- _Records for the exercise_

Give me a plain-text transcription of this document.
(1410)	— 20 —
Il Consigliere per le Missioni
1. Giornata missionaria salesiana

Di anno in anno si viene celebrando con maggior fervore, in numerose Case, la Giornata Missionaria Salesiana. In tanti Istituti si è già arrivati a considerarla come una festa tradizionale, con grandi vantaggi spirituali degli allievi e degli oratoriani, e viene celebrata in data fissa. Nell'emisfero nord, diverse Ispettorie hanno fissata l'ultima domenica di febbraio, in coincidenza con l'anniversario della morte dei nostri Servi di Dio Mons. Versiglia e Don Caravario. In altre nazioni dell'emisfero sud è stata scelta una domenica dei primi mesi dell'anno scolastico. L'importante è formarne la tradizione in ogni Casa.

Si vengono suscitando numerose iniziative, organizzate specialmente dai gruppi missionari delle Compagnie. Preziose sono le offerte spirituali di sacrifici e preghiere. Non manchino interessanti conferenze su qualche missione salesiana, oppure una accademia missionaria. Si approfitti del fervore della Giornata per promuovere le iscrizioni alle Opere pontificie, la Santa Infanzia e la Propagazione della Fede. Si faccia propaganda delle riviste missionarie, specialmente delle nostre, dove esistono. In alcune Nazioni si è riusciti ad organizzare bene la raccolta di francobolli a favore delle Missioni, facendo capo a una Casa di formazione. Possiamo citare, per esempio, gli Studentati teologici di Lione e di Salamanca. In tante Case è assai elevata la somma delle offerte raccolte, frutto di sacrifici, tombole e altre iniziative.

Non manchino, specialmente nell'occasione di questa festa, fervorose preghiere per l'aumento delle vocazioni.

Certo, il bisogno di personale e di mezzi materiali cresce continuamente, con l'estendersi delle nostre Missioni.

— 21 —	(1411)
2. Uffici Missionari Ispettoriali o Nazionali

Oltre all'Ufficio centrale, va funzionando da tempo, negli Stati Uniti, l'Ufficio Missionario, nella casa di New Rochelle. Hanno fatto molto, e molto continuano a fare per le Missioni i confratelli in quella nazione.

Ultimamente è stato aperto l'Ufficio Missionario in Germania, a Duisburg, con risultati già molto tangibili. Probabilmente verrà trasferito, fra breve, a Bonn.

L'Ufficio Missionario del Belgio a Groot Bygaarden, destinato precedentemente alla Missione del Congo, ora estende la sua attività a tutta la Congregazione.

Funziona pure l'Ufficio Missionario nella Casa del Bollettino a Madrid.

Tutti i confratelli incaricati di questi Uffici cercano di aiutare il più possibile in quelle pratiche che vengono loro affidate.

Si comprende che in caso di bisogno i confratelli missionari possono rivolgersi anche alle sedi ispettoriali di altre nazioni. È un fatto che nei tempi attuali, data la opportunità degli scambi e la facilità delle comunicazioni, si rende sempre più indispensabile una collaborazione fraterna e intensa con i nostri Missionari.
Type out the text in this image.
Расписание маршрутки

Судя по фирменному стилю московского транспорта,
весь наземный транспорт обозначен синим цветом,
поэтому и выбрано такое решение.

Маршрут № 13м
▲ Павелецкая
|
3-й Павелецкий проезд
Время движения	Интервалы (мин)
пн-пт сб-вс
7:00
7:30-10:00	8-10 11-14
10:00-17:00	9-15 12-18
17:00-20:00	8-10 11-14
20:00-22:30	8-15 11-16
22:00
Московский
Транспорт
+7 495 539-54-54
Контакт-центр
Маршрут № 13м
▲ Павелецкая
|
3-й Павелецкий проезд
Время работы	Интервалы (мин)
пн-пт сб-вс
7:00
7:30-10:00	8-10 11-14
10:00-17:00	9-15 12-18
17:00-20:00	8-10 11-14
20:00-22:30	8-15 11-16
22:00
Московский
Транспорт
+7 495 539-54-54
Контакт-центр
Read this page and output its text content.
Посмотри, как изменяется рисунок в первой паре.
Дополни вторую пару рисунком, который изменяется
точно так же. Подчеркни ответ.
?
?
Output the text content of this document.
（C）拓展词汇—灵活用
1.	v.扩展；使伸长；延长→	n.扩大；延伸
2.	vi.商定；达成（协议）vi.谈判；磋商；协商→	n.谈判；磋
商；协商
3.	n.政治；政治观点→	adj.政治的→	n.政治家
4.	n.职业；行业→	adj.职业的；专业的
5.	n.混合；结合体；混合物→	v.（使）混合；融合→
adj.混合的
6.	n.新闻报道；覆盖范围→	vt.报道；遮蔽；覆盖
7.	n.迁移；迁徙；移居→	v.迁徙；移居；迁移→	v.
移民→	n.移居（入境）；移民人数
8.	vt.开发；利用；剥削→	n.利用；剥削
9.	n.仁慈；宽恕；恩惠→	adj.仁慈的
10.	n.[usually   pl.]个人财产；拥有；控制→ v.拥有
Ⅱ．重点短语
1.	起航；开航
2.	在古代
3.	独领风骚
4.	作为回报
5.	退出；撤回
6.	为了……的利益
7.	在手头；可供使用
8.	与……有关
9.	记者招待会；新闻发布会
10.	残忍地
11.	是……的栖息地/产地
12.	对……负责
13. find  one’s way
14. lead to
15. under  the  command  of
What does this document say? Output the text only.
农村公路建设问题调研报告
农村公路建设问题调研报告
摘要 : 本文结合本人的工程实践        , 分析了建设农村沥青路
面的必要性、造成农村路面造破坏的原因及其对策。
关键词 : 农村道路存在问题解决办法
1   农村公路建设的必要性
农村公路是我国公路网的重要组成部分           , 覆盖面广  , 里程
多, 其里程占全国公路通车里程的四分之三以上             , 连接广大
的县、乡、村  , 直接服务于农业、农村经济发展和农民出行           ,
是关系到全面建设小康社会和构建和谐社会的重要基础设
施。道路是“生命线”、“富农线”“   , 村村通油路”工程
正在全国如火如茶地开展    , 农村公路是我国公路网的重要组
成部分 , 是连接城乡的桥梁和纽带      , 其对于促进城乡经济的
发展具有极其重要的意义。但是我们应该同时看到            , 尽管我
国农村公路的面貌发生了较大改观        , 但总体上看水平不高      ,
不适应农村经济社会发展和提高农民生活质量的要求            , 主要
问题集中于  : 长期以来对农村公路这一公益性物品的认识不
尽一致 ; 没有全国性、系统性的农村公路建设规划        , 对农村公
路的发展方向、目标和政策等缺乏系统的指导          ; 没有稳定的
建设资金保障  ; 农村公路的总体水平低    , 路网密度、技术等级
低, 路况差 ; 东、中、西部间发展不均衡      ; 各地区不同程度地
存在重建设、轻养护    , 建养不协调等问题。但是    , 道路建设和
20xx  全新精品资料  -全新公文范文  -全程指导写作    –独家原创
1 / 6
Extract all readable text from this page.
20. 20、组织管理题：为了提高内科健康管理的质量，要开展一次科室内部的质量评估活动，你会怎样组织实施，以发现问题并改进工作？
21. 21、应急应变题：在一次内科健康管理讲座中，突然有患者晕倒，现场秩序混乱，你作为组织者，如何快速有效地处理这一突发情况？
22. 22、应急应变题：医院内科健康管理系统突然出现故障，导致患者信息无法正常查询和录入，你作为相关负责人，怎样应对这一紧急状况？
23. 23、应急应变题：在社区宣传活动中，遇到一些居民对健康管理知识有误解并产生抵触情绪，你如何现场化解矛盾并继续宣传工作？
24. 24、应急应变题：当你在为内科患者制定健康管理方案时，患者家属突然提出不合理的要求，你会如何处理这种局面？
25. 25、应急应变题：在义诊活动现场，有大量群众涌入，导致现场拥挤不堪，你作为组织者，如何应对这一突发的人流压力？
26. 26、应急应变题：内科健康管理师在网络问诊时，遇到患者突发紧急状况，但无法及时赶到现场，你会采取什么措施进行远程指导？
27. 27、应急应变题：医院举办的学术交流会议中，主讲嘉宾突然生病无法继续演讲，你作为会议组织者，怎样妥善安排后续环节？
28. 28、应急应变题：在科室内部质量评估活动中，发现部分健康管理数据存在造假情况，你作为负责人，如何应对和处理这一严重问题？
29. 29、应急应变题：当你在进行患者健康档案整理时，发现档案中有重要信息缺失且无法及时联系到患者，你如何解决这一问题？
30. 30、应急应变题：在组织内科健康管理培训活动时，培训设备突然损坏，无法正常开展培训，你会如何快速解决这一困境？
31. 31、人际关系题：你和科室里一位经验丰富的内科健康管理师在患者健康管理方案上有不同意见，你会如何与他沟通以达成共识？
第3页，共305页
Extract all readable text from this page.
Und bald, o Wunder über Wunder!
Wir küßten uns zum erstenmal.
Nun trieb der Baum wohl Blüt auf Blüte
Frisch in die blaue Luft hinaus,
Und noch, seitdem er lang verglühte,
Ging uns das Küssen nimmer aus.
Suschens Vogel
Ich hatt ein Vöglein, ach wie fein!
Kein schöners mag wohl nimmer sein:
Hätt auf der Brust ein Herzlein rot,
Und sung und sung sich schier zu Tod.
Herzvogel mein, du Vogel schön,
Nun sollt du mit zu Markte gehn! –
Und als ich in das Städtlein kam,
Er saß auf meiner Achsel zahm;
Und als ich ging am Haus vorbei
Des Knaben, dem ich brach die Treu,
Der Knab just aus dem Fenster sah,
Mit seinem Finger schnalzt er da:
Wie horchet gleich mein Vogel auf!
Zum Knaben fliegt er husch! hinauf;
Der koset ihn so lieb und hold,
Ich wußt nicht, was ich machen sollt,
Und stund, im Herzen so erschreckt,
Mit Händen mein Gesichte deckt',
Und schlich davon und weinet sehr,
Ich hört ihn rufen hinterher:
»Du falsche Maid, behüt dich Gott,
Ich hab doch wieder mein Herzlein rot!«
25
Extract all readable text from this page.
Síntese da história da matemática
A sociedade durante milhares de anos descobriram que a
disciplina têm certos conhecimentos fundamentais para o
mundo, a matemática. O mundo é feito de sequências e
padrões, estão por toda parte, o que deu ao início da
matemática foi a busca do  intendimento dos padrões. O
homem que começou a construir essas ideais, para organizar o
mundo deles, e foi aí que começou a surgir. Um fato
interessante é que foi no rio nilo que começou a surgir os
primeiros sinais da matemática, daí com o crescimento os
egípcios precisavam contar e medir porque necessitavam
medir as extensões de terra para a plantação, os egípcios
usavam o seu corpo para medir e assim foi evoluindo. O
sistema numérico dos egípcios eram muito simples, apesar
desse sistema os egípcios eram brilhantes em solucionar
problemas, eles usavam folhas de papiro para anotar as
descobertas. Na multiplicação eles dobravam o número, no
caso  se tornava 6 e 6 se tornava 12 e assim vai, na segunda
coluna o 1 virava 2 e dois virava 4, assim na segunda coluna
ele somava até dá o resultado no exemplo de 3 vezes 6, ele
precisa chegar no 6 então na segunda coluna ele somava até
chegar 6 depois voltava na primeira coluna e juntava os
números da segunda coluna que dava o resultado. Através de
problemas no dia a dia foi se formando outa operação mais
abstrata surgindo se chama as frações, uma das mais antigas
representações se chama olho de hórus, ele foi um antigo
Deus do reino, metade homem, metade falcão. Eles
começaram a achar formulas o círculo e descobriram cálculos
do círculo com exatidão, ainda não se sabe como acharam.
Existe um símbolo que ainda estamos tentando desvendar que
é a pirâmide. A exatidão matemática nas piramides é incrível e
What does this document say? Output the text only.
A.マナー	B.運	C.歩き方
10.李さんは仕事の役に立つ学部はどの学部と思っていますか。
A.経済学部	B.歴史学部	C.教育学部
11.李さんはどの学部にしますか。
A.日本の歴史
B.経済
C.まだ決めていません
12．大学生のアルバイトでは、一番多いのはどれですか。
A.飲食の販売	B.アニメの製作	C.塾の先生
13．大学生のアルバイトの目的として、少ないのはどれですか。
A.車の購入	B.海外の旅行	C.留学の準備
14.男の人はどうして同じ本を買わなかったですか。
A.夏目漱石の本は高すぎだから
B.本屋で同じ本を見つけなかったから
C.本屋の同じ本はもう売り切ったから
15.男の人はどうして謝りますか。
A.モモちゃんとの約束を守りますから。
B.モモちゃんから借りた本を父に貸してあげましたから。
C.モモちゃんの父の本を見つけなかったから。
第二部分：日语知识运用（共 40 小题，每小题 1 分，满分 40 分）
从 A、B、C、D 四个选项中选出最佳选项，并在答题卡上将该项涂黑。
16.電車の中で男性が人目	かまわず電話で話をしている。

- _Exercise instructions_
From the entries above, pull out each line that includes "应急应变题".

- _Task result_
21. 21、应急应变题：在一次内科健康管理讲座中，突然有患者晕倒，现场秩序混乱，你作为组织者，如何快速有效地处理这一突发情况？
22. 22、应急应变题：医院内科健康管理系统突然出现故障，导致患者信息无法正常查询和录入，你作为相关负责人，怎样应对这一紧急状况？
23. 23、应急应变题：在社区宣传活动中，遇到一些居民对健康管理知识有误解并产生抵触情绪，你如何现场化解矛盾并继续宣传工作？
24. 24、应急应变题：当你在为内科患者制定健康管理方案时，患者家属突然提出不合理的要求，你会如何处理这种局面？
25. 25、应急应变题：在义诊活动现场，有大量群众涌入，导致现场拥挤不堪，你作为组织者，如何应对这一突发的人流压力？
26. 26、应急应变题：内科健康管理师在网络问诊时，遇到患者突发紧急状况，但无法及时赶到现场，你会采取什么措施进行远程指导？
27. 27、应急应变题：医院举办的学术交流会议中，主讲嘉宾突然生病无法继续演讲，你作为会议组织者，怎样妥善安排后续环节？
28. 28、应急应变题：在科室内部质量评估活动中，发现部分健康管理数据存在造假情况，你作为负责人，如何应对和处理这一严重问题？
29. 29、应急应变题：当你在进行患者健康档案整理时，发现档案中有重要信息缺失且无法及时联系到患者，你如何解决这一问题？
30. 30、应急应变题：在组织内科健康管理培训活动时，培训设备突然损坏，无法正常开展培训，你会如何快速解决这一困境？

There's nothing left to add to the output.